Records:
====

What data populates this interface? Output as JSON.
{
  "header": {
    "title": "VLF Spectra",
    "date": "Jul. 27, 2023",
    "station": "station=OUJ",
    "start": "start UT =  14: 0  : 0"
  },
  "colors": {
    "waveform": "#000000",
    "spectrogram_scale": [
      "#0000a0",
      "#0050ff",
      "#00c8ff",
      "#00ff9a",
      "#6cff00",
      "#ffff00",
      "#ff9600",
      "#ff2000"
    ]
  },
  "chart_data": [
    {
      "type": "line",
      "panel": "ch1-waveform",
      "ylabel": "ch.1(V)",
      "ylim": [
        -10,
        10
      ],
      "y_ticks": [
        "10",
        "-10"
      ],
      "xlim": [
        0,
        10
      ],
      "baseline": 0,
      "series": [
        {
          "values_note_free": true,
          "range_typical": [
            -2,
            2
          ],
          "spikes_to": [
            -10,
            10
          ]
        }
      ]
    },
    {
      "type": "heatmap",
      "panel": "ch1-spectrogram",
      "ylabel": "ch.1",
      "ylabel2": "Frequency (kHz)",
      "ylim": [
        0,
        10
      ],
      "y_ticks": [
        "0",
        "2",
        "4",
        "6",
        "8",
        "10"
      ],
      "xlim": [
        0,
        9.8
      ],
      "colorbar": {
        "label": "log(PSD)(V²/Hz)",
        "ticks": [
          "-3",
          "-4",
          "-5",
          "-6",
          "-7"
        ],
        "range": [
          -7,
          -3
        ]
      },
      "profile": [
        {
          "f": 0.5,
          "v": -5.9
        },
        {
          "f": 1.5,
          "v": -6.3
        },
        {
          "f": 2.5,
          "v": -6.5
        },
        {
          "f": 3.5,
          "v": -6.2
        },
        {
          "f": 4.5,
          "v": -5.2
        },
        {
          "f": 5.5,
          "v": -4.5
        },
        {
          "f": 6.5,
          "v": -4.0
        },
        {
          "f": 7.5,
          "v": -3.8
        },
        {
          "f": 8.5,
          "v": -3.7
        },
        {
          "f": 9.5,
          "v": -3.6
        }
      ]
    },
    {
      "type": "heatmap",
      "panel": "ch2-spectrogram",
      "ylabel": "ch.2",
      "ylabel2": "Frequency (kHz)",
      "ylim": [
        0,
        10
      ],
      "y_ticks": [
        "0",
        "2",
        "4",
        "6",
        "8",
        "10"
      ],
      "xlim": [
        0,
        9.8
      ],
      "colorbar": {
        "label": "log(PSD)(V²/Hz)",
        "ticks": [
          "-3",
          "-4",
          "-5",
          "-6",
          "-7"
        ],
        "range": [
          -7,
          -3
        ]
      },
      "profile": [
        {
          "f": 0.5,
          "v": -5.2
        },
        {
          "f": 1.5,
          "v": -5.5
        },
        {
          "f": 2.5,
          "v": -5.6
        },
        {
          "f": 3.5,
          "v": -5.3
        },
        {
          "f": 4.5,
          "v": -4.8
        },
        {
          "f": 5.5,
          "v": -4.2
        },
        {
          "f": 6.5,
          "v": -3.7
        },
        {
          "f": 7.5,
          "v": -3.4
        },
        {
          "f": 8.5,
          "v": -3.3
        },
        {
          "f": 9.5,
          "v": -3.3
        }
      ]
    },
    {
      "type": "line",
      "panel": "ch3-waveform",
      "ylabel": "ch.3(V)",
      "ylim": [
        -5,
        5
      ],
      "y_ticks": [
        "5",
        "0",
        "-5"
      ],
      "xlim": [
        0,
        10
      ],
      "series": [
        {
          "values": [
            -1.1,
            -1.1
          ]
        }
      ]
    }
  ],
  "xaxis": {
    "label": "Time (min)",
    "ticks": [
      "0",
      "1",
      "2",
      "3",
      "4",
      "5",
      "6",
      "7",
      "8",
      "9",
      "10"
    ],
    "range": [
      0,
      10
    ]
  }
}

====

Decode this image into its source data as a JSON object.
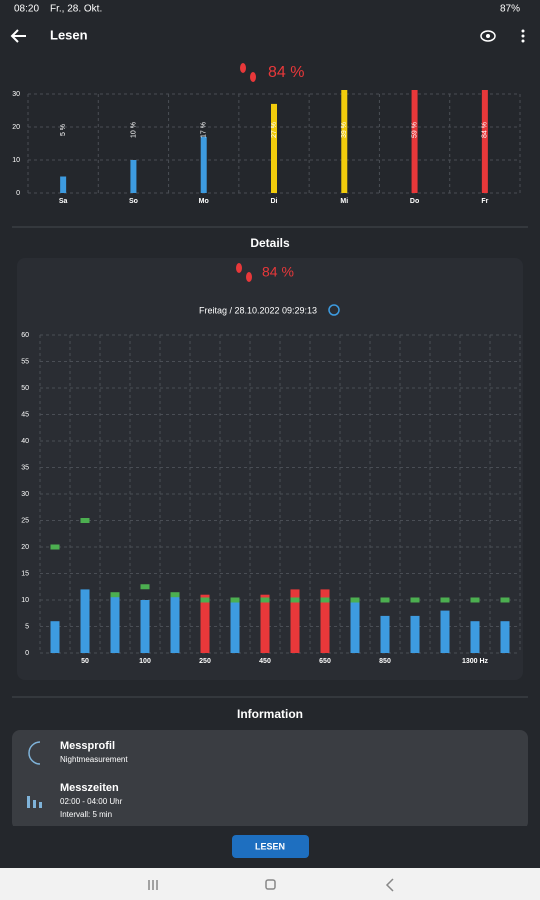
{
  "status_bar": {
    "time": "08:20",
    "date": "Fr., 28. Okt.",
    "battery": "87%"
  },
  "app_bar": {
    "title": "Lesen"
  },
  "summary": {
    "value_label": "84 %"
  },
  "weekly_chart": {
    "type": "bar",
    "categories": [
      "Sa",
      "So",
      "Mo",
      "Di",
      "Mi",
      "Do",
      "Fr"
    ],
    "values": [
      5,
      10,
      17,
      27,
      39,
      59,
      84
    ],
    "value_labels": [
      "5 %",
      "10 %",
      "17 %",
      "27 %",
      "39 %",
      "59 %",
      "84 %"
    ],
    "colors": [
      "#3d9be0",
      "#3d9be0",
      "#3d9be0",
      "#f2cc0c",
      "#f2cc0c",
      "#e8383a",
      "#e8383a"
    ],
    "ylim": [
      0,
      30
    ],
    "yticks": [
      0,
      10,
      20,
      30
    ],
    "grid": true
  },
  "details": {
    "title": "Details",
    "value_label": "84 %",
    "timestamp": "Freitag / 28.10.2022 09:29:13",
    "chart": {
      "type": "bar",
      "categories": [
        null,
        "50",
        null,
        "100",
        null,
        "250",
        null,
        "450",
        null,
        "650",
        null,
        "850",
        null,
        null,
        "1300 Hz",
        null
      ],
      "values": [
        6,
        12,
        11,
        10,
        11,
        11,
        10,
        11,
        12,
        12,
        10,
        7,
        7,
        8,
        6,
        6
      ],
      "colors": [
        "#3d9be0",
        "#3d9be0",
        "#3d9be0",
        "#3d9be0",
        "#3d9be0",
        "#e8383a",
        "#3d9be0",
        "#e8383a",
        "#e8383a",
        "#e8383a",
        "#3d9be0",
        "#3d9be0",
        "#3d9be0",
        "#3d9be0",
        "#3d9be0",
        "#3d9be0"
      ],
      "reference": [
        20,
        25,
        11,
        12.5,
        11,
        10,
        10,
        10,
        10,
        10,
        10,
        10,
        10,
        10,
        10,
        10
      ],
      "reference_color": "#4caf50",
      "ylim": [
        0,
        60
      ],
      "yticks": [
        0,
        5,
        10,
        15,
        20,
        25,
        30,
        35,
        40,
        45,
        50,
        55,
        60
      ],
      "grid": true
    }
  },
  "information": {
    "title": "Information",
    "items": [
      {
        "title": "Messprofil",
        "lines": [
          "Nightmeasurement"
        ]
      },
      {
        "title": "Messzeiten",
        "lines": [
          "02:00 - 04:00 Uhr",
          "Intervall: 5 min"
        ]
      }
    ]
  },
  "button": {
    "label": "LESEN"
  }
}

====

Exercise details »
In the entries above, find every line with the word "this" and list it.

Response to the task »
What data populates this interface? Output as JSON.
Decode this image into its source data as a JSON object.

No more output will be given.